- SHORT EXERCISE:
Quote every line as given.

- RECORDS FOR THE TASK:
--

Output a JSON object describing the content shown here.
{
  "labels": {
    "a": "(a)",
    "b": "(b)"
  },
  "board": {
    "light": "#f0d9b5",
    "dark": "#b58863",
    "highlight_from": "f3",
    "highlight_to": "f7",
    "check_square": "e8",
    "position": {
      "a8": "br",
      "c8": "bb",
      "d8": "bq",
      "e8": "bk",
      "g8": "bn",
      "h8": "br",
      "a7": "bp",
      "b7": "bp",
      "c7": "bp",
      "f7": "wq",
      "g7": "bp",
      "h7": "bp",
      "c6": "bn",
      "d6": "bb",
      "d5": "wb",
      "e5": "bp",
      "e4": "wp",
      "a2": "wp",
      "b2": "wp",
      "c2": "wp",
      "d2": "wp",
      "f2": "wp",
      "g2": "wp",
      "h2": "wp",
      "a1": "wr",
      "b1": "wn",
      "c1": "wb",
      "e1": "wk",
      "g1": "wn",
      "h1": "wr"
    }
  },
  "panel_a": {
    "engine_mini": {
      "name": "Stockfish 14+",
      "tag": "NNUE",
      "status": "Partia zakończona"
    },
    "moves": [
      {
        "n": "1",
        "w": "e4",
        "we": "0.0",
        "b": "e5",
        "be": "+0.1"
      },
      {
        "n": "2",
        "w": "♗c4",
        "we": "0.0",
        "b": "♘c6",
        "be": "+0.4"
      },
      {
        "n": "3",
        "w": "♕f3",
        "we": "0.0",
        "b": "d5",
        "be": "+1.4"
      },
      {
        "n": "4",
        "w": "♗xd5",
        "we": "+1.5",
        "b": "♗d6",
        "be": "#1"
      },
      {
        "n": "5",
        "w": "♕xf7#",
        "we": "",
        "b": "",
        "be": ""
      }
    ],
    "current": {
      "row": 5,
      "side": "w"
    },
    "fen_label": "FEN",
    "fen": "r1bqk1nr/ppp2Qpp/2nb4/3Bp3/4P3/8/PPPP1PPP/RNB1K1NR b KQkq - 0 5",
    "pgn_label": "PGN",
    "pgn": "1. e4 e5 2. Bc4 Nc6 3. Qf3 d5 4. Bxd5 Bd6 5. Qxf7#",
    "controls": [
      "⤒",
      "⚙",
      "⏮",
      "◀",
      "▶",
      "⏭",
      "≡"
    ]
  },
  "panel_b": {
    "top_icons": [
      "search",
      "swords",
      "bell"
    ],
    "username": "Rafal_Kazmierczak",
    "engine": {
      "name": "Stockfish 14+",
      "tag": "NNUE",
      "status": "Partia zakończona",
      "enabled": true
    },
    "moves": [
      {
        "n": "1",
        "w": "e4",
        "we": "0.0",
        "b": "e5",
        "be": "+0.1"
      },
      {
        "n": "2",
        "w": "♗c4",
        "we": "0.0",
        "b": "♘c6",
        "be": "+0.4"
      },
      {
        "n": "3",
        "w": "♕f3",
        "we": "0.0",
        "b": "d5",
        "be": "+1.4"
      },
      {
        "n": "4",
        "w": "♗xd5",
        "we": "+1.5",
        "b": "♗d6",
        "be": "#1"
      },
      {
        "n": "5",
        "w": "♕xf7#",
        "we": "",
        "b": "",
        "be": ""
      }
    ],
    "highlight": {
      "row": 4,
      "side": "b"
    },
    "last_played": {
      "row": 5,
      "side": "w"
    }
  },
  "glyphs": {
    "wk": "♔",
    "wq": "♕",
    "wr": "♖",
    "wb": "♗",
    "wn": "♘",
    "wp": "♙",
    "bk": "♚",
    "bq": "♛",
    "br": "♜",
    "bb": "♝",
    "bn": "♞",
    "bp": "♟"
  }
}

--

- PROBLEM SOLUTION:
Output a JSON object describing the content shown here.
{
  "labels": {
    "a": "(a)",
    "b": "(b)"
  },
  "board": {
    "light": "#f0d9b5",
    "dark": "#b58863",
    "highlight_from": "f3",
    "highlight_to": "f7",
    "check_square": "e8",
    "position": {
      "a8": "br",
      "c8": "bb",
      "d8": "bq",
      "e8": "bk",
      "g8": "bn",
      "h8": "br",
      "a7": "bp",
      "b7": "bp",
      "c7": "bp",
      "f7": "wq",
      "g7": "bp",
      "h7": "bp",
      "c6": "bn",
      "d6": "bb",
      "d5": "wb",
      "e5": "bp",
      "e4": "wp",
      "a2": "wp",
      "b2": "wp",
      "c2": "wp",
      "d2": "wp",
      "f2": "wp",
      "g2": "wp",
      "h2": "wp",
      "a1": "wr",
      "b1": "wn",
      "c1": "wb",
      "e1": "wk",
      "g1": "wn",
      "h1": "wr"
    }
  },
  "panel_a": {
    "engine_mini": {
      "name": "Stockfish 14+",
      "tag": "NNUE",
      "status": "Partia zakończona"
    },
    "moves": [
      {
        "n": "1",
        "w": "e4",
        "we": "0.0",
        "b": "e5",
        "be": "+0.1"
      },
      {
        "n": "2",
        "w": "♗c4",
        "we": "0.0",
        "b": "♘c6",
        "be": "+0.4"
      },
      {
        "n": "3",
        "w": "♕f3",
        "we": "0.0",
        "b": "d5",
        "be": "+1.4"
      },
      {
        "n": "4",
        "w": "♗xd5",
        "we": "+1.5",
        "b": "♗d6",
        "be": "#1"
      },
      {
        "n": "5",
        "w": "♕xf7#",
        "we": "",
        "b": "",
        "be": ""
      }
    ],
    "current": {
      "row": 5,
      "side": "w"
    },
    "fen_label": "FEN",
    "fen": "r1bqk1nr/ppp2Qpp/2nb4/3Bp3/4P3/8/PPPP1PPP/RNB1K1NR b KQkq - 0 5",
    "pgn_label": "PGN",
    "pgn": "1. e4 e5 2. Bc4 Nc6 3. Qf3 d5 4. Bxd5 Bd6 5. Qxf7#",
    "controls": [
      "⤒",
      "⚙",
      "⏮",
      "◀",
      "▶",
      "⏭",
      "≡"
    ]
  },
  "panel_b": {
    "top_icons": [
      "search",
      "swords",
      "bell"
    ],
    "username": "Rafal_Kazmierczak",
    "engine": {
      "name": "Stockfish 14+",
      "tag": "NNUE",
      "status": "Partia zakończona",
      "enabled": true
    },
    "moves": [
      {
        "n": "1",
        "w": "e4",
        "we": "0.0",
        "b": "e5",
        "be": "+0.1"
      },
      {
        "n": "2",
        "w": "♗c4",
        "we": "0.0",
        "b": "♘c6",
        "be": "+0.4"
      },
      {
        "n": "3",
        "w": "♕f3",
        "we": "0.0",
        "b": "d5",
        "be": "+1.4"
      },
      {
        "n": "4",
        "w": "♗xd5",
        "we": "+1.5",
        "b": "♗d6",
        "be": "#1"
      },
      {
        "n": "5",
        "w": "♕xf7#",
        "we": "",
        "b": "",
        "be": ""
      }
    ],
    "highlight": {
      "row": 4,
      "side": "b"
    },
    "last_played": {
      "row": 5,
      "side": "w"
    }
  },
  "glyphs": {
    "wk": "♔",
    "wq": "♕",
    "wr": "♖",
    "wb": "♗",
    "wn": "♘",
    "wp": "♙",
    "bk": "♚",
    "bq": "♛",
    "br": "♜",
    "bb": "♝",
    "bn": "♞",
    "bp": "♟"
  }
}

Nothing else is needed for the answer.